Esportes
Aliado de Infantino avalia que maioria apoia presidente da Fifa: 'Levaria um tiro por ele'
Véron Mosengo-Omba expressa apoio incondicional ao presidente da Fifa em meio a críticas.
Gianni Infantino tem sua gestão na Fifa sob ataque, mas sabe com quem contar. Véron Mosengo-Omba, presidente da federação da República Democrática do Congo, declarou que "levaria um tiro" pelo presidente da entidade máxima do futebol.
Mosengo-Omba foi eleito presidente da Federação Congolesa de Futebol (Fecofa) em maio, sem opositores. Antes disso, ele já atuou na Fifa como diretor de associações, até 2021. O dirigente mantém relacionamento com Infantino desde os tempos de universidade na Suíça.
"A maioria das federações o apoia. Basta perguntar ao Congresso", afirmou ao The Guardian. "Não enviei uma carta de apoio porque não concordava com a forma como o projeto (a FFE) foi conduzido. Agora estão tentando atacar Gianni, mas estou pronto para levar um tiro por ele", completou.
O dirigente já foi secretário-geral da Confederação Africana de Futebol (CAF), apoiadora de Infantino e representante de 54 associações filiadas à Fifa. Junto à Conmebol e OFC, os africanos fazem contraponto à Uefa, Concacaf e AFC, embora cada continente tenha nuances entre seus países.
Mosengo-Omba também criticou o projeto da Fifa Forward Enterprise (FFE), que buscava investimentos privados nas competições, mas ponderou sobre a postura de outras entidades em relação à ideia, comparando-a com a relação da Uefa com a Champions League e a Eurocopa.
"Gianni apresentou uma proposta semelhante, mas agora a retirou. Então, qual é o problema? O que eu não gostei, e onde acho que Gianni errou, foi a forma como tudo foi feito. Porque o risco era que muitas empresas pudessem acabar organizando a Copa do Mundo. Essa é a minha crítica a ele", declarou ao jornal britânico.
"O projeto do Gianni era bom. Eu o aceitaria, mas faria algumas alterações. Poderíamos, por exemplo, permitir que uma confederação comprasse 20%. Essa é a minha ideia - talvez eu apresente a proposta no próximo congresso. Porque preciso de dinheiro para desenvolver o futebol no Congo. O povo aqui não tem nada. Receberíamos US$ 20 milhões por ano se isso acontecesse, e isso teria um grande impacto no meu país", concluiu.
O mapa do futebol se reorganizou após a apresentação da proposta da FFE. Até 18 de novembro, serão definidas as candidaturas para o próximo triênio da Fifa, com eleições em março de 2027.

##########

#### Conjunto de tarefas:
A – De acordo com a reportagem sobre o apoio a Infantino, até que ano Mosengo-Omba atuou na Fifa como diretor de associações?
B – Edite a reportagem copiando tudo desde "O dirigente já" até "e a Eurocopa." e substituindo "investimentos privados" por "capital privado".

##########

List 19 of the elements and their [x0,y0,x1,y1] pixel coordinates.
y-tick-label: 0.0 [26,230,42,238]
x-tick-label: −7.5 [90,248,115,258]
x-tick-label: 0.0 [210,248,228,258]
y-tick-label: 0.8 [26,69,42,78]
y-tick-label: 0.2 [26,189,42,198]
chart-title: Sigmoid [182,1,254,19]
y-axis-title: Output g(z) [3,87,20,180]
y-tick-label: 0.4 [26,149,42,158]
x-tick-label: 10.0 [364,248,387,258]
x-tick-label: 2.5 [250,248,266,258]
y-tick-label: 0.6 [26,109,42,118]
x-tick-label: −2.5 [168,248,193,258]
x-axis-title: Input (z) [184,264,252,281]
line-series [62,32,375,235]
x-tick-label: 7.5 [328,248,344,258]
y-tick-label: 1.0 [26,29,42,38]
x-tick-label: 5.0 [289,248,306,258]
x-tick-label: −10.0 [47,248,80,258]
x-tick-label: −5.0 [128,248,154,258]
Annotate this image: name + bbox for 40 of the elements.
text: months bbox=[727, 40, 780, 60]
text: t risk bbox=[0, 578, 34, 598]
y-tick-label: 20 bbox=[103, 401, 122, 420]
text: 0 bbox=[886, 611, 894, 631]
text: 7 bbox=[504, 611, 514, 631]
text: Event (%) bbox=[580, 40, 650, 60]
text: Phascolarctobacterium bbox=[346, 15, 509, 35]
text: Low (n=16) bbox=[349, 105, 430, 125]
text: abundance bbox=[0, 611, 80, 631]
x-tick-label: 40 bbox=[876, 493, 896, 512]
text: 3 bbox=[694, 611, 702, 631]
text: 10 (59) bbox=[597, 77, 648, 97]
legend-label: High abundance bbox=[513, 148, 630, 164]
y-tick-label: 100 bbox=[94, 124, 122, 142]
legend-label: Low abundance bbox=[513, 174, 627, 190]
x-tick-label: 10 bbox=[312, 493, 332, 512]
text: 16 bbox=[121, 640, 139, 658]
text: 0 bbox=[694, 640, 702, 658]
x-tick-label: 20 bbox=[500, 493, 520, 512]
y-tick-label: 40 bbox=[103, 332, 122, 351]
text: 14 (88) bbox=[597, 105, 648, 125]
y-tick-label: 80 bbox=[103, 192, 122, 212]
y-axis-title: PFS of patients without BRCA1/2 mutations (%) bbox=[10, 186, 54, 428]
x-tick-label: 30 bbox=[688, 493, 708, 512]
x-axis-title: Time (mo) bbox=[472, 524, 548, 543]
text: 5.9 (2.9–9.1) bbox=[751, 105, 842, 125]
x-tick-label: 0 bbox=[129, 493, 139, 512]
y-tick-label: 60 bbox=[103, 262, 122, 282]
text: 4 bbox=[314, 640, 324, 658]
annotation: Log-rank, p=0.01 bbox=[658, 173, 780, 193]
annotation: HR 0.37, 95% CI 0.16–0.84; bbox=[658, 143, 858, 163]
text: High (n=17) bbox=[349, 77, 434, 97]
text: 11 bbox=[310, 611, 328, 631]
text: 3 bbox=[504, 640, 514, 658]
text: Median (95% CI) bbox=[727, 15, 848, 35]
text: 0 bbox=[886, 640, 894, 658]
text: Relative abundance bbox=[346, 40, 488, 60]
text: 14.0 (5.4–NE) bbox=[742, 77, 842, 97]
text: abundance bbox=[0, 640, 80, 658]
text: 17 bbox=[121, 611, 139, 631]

##########

#### Resultados:
A – Até 2021.

B –
O dirigente já foi secretário-geral da Confederação Africana de Futebol (CAF), apoiadora de Infantino e representante de 54 associações filiadas à Fifa. Junto à Conmebol e OFC, os africanos fazem contraponto à Uefa, Concacaf e AFC, embora cada continente tenha nuances entre seus países.
Mosengo-Omba também criticou o projeto da Fifa Forward Enterprise (FFE), que buscava capital privado nas competições, mas ponderou sobre a postura de outras entidades em relação à ideia, comparando-a com a relação da Uefa com a Champions League e a Eurocopa.